Dataset listings of figures

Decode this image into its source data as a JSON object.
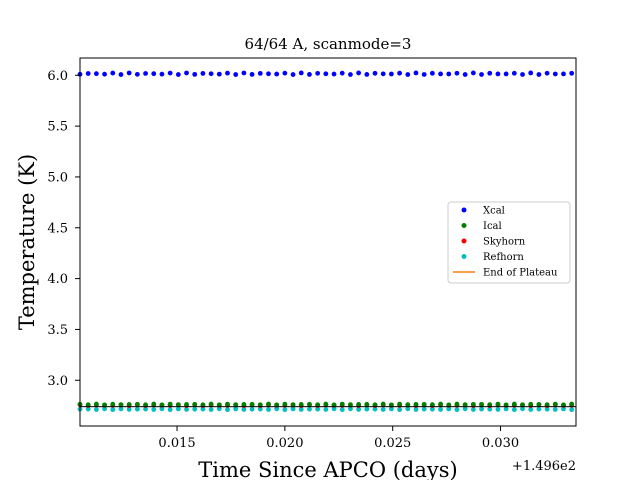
{
  "chart_data": {
    "type": "scatter",
    "title": "64/64 A, scanmode=3",
    "xlabel": "Time Since APCO (days)",
    "ylabel": "Temperature (K)",
    "x_offset_label": "+1.496e2",
    "xlim": [
      149.6105,
      149.6335
    ],
    "ylim": [
      2.55,
      6.17
    ],
    "x_ticks": [
      149.615,
      149.62,
      149.625,
      149.63
    ],
    "x_tick_labels": [
      "0.015",
      "0.020",
      "0.025",
      "0.030"
    ],
    "y_ticks": [
      3.0,
      3.5,
      4.0,
      4.5,
      5.0,
      5.5,
      6.0
    ],
    "y_tick_labels": [
      "3.0",
      "3.5",
      "4.0",
      "4.5",
      "5.0",
      "5.5",
      "6.0"
    ],
    "grid": false,
    "legend_position": "center-right",
    "x_start": 149.6105,
    "x_step": 0.00038,
    "n_points": 61,
    "series": [
      {
        "name": "Xcal",
        "color": "#0000ff",
        "marker": "point",
        "mean": 6.015,
        "jitter": 0.008
      },
      {
        "name": "Ical",
        "color": "#008000",
        "marker": "point",
        "mean": 2.762,
        "jitter": 0.004
      },
      {
        "name": "Skyhorn",
        "color": "#ff0000",
        "marker": "point",
        "mean": 2.755,
        "jitter": 0.004
      },
      {
        "name": "Refhorn",
        "color": "#00bfbf",
        "marker": "point",
        "mean": 2.715,
        "jitter": 0.004
      },
      {
        "name": "End of Plateau",
        "color": "#ff7f0e",
        "marker": "line"
      }
    ],
    "black_band": {
      "y_top": 2.745,
      "y_bottom": 2.735
    }
  }
}
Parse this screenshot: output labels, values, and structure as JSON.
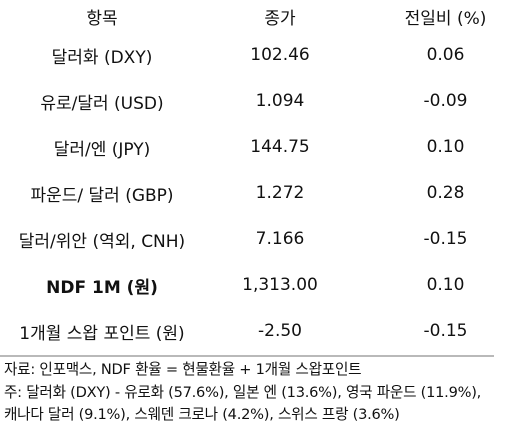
{
  "table": {
    "headers": [
      "항목",
      "종가",
      "전일비 (%)"
    ],
    "rows": [
      {
        "item": "달러화 (DXY)",
        "close": "102.46",
        "change": "0.06",
        "bold": false
      },
      {
        "item": "유로/달러 (USD)",
        "close": "1.094",
        "change": "-0.09",
        "bold": false
      },
      {
        "item": "달러/엔 (JPY)",
        "close": "144.75",
        "change": "0.10",
        "bold": false
      },
      {
        "item": "파운드/ 달러 (GBP)",
        "close": "1.272",
        "change": "0.28",
        "bold": false
      },
      {
        "item": "달러/위안 (역외, CNH)",
        "close": "7.166",
        "change": "-0.15",
        "bold": false
      },
      {
        "item": "NDF 1M (원)",
        "close": "1,313.00",
        "change": "0.10",
        "bold": true
      },
      {
        "item": "1개월 스왑 포인트 (원)",
        "close": "-2.50",
        "change": "-0.15",
        "bold": false
      }
    ]
  },
  "notes": [
    "자료: 인포맥스, NDF 환율 = 현물환율 + 1개월 스왑포인트",
    "주: 달러화 (DXY) - 유로화 (57.6%), 일본 엔 (13.6%), 영국 파운드 (11.9%),",
    "캐나다 달러 (9.1%), 스웨덴 크로나 (4.2%), 스위스 프랑 (3.6%)"
  ]
}
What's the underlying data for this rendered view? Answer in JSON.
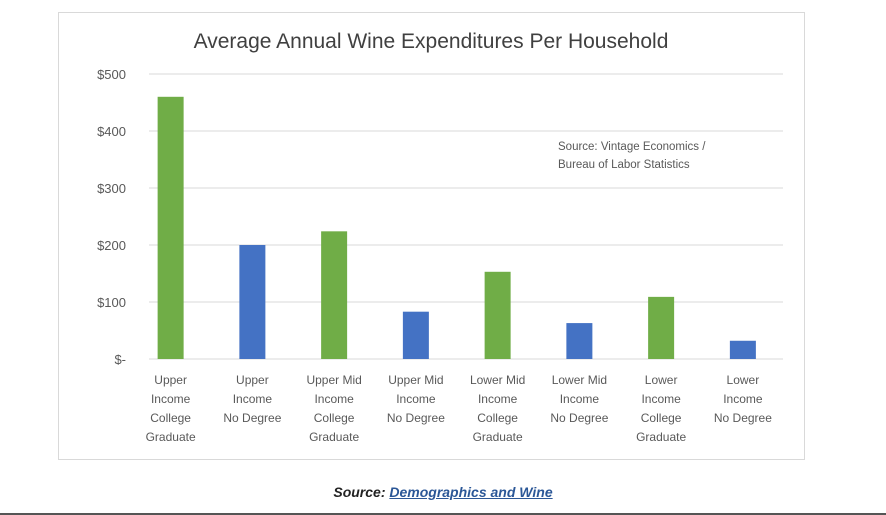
{
  "chart_data": {
    "type": "bar",
    "title": "Average Annual Wine Expenditures Per Household",
    "annotation": [
      "Source: Vintage Economics /",
      "Bureau of Labor Statistics"
    ],
    "xlabel": "",
    "ylabel": "",
    "ylim": [
      0,
      500
    ],
    "yticks": [
      0,
      100,
      200,
      300,
      400,
      500
    ],
    "ytick_labels": [
      "$-",
      "$100",
      "$200",
      "$300",
      "$400",
      "$500"
    ],
    "grid": true,
    "legend": null,
    "categories": [
      [
        "Upper",
        "Income",
        "College",
        "Graduate"
      ],
      [
        "Upper",
        "Income",
        "No Degree"
      ],
      [
        "Upper Mid",
        "Income",
        "College",
        "Graduate"
      ],
      [
        "Upper Mid",
        "Income",
        "No Degree"
      ],
      [
        "Lower Mid",
        "Income",
        "College",
        "Graduate"
      ],
      [
        "Lower Mid",
        "Income",
        "No Degree"
      ],
      [
        "Lower",
        "Income",
        "College",
        "Graduate"
      ],
      [
        "Lower",
        "Income",
        "No Degree"
      ]
    ],
    "values": [
      460,
      200,
      224,
      83,
      153,
      63,
      109,
      32
    ],
    "bar_colors": [
      "#70ad47",
      "#4472c4",
      "#70ad47",
      "#4472c4",
      "#70ad47",
      "#4472c4",
      "#70ad47",
      "#4472c4"
    ]
  },
  "caption": {
    "prefix": "Source: ",
    "link_text": "Demographics and Wine"
  },
  "colors": {
    "green": "#70ad47",
    "blue": "#4472c4",
    "grid": "#d9d9d9",
    "text": "#595959",
    "link": "#2b5797"
  }
}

**GOAL OF THE EXERCISE**:
The data should be printed again unchanged; leave its pictures out.

**WRITTEN ANSWER**:
Decode this image into its source data as a JSON object.
{
  "chart_data": {
    "type": "scatter",
    "title": "64/64 A, scanmode=3",
    "xlabel": "Time Since APCO (days)",
    "ylabel": "Temperature (K)",
    "x_offset_label": "+1.496e2",
    "xlim": [
      149.6105,
      149.6335
    ],
    "ylim": [
      2.55,
      6.17
    ],
    "x_ticks": [
      149.615,
      149.62,
      149.625,
      149.63
    ],
    "x_tick_labels": [
      "0.015",
      "0.020",
      "0.025",
      "0.030"
    ],
    "y_ticks": [
      3.0,
      3.5,
      4.0,
      4.5,
      5.0,
      5.5,
      6.0
    ],
    "y_tick_labels": [
      "3.0",
      "3.5",
      "4.0",
      "4.5",
      "5.0",
      "5.5",
      "6.0"
    ],
    "grid": false,
    "legend_position": "center-right",
    "x_start": 149.6105,
    "x_step": 0.00038,
    "n_points": 61,
    "series": [
      {
        "name": "Xcal",
        "color": "#0000ff",
        "marker": "point",
        "mean": 6.015,
        "jitter": 0.008
      },
      {
        "name": "Ical",
        "color": "#008000",
        "marker": "point",
        "mean": 2.762,
        "jitter": 0.004
      },
      {
        "name": "Skyhorn",
        "color": "#ff0000",
        "marker": "point",
        "mean": 2.755,
        "jitter": 0.004
      },
      {
        "name": "Refhorn",
        "color": "#00bfbf",
        "marker": "point",
        "mean": 2.715,
        "jitter": 0.004
      },
      {
        "name": "End of Plateau",
        "color": "#ff7f0e",
        "marker": "line"
      }
    ],
    "black_band": {
      "y_top": 2.745,
      "y_bottom": 2.735
    }
  }
}
Parse this screenshot: output labels, values, and structure as JSON.
{
  "table": {
    "headers": [
      "항목",
      "종가",
      "전일비 (%)"
    ],
    "rows": [
      {
        "item": "달러화 (DXY)",
        "close": "102.46",
        "change": "0.06",
        "bold": false
      },
      {
        "item": "유로/달러 (USD)",
        "close": "1.094",
        "change": "-0.09",
        "bold": false
      },
      {
        "item": "달러/엔 (JPY)",
        "close": "144.75",
        "change": "0.10",
        "bold": false
      },
      {
        "item": "파운드/ 달러 (GBP)",
        "close": "1.272",
        "change": "0.28",
        "bold": false
      },
      {
        "item": "달러/위안 (역외, CNH)",
        "close": "7.166",
        "change": "-0.15",
        "bold": false
      },
      {
        "item": "NDF 1M (원)",
        "close": "1,313.00",
        "change": "0.10",
        "bold": true
      },
      {
        "item": "1개월 스왑 포인트 (원)",
        "close": "-2.50",
        "change": "-0.15",
        "bold": false
      }
    ]
  },
  "notes": [
    "자료: 인포맥스, NDF 환율 = 현물환율 + 1개월 스왑포인트",
    "주: 달러화 (DXY) - 유로화 (57.6%), 일본 엔 (13.6%), 영국 파운드 (11.9%),",
    "캐나다 달러 (9.1%), 스웨덴 크로나 (4.2%), 스위스 프랑 (3.6%)"
  ]
}
What's the underlying data for this rendered view? Answer in JSON.
{
  "chart_data": {
    "type": "bar",
    "title": "Average Annual Wine Expenditures Per Household",
    "annotation": [
      "Source: Vintage Economics /",
      "Bureau of Labor Statistics"
    ],
    "xlabel": "",
    "ylabel": "",
    "ylim": [
      0,
      500
    ],
    "yticks": [
      0,
      100,
      200,
      300,
      400,
      500
    ],
    "ytick_labels": [
      "$-",
      "$100",
      "$200",
      "$300",
      "$400",
      "$500"
    ],
    "grid": true,
    "legend": null,
    "categories": [
      [
        "Upper",
        "Income",
        "College",
        "Graduate"
      ],
      [
        "Upper",
        "Income",
        "No Degree"
      ],
      [
        "Upper Mid",
        "Income",
        "College",
        "Graduate"
      ],
      [
        "Upper Mid",
        "Income",
        "No Degree"
      ],
      [
        "Lower Mid",
        "Income",
        "College",
        "Graduate"
      ],
      [
        "Lower Mid",
        "Income",
        "No Degree"
      ],
      [
        "Lower",
        "Income",
        "College",
        "Graduate"
      ],
      [
        "Lower",
        "Income",
        "No Degree"
      ]
    ],
    "values": [
      460,
      200,
      224,
      83,
      153,
      63,
      109,
      32
    ],
    "bar_colors": [
      "#70ad47",
      "#4472c4",
      "#70ad47",
      "#4472c4",
      "#70ad47",
      "#4472c4",
      "#70ad47",
      "#4472c4"
    ]
  },
  "caption": {
    "prefix": "Source: ",
    "link_text": "Demographics and Wine"
  },
  "colors": {
    "green": "#70ad47",
    "blue": "#4472c4",
    "grid": "#d9d9d9",
    "text": "#595959",
    "link": "#2b5797"
  }
}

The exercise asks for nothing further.